## Task statement
All the data should come back exactly as it was given.
Begin
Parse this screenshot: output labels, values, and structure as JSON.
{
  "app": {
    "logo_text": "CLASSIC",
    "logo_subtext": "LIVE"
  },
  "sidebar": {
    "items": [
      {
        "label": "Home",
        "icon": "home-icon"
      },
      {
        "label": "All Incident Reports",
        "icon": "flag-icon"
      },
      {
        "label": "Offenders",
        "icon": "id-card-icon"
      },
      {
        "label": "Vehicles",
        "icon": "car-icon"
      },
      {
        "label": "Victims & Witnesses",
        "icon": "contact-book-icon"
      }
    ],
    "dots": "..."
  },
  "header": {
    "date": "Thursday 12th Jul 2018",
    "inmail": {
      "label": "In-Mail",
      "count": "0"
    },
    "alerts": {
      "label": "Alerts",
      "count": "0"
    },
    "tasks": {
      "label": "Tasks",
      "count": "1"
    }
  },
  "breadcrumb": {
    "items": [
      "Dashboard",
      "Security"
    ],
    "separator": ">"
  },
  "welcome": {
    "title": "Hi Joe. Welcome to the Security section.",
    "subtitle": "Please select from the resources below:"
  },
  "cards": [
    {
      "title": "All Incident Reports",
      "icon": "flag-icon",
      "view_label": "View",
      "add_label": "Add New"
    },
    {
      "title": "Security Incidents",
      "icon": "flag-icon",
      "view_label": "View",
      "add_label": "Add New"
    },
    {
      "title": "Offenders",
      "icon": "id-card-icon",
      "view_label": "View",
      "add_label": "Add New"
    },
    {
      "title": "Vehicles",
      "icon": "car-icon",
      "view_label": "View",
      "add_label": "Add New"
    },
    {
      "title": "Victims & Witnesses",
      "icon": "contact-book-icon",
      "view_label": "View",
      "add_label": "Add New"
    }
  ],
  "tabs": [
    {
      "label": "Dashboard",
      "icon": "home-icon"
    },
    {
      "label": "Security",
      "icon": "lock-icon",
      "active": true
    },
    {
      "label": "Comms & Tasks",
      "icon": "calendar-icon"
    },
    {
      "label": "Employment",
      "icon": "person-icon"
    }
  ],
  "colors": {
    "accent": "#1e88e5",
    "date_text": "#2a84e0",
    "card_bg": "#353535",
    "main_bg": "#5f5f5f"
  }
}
End
## Response
Parse this screenshot: output labels, values, and structure as JSON.
{
  "app": {
    "logo_text": "CLASSIC",
    "logo_subtext": "LIVE"
  },
  "sidebar": {
    "items": [
      {
        "label": "Home",
        "icon": "home-icon"
      },
      {
        "label": "All Incident Reports",
        "icon": "flag-icon"
      },
      {
        "label": "Offenders",
        "icon": "id-card-icon"
      },
      {
        "label": "Vehicles",
        "icon": "car-icon"
      },
      {
        "label": "Victims & Witnesses",
        "icon": "contact-book-icon"
      }
    ],
    "dots": "..."
  },
  "header": {
    "date": "Thursday 12th Jul 2018",
    "inmail": {
      "label": "In-Mail",
      "count": "0"
    },
    "alerts": {
      "label": "Alerts",
      "count": "0"
    },
    "tasks": {
      "label": "Tasks",
      "count": "1"
    }
  },
  "breadcrumb": {
    "items": [
      "Dashboard",
      "Security"
    ],
    "separator": ">"
  },
  "welcome": {
    "title": "Hi Joe. Welcome to the Security section.",
    "subtitle": "Please select from the resources below:"
  },
  "cards": [
    {
      "title": "All Incident Reports",
      "icon": "flag-icon",
      "view_label": "View",
      "add_label": "Add New"
    },
    {
      "title": "Security Incidents",
      "icon": "flag-icon",
      "view_label": "View",
      "add_label": "Add New"
    },
    {
      "title": "Offenders",
      "icon": "id-card-icon",
      "view_label": "View",
      "add_label": "Add New"
    },
    {
      "title": "Vehicles",
      "icon": "car-icon",
      "view_label": "View",
      "add_label": "Add New"
    },
    {
      "title": "Victims & Witnesses",
      "icon": "contact-book-icon",
      "view_label": "View",
      "add_label": "Add New"
    }
  ],
  "tabs": [
    {
      "label": "Dashboard",
      "icon": "home-icon"
    },
    {
      "label": "Security",
      "icon": "lock-icon",
      "active": true
    },
    {
      "label": "Comms & Tasks",
      "icon": "calendar-icon"
    },
    {
      "label": "Employment",
      "icon": "person-icon"
    }
  ],
  "colors": {
    "accent": "#1e88e5",
    "date_text": "#2a84e0",
    "card_bg": "#353535",
    "main_bg": "#5f5f5f"
  }
}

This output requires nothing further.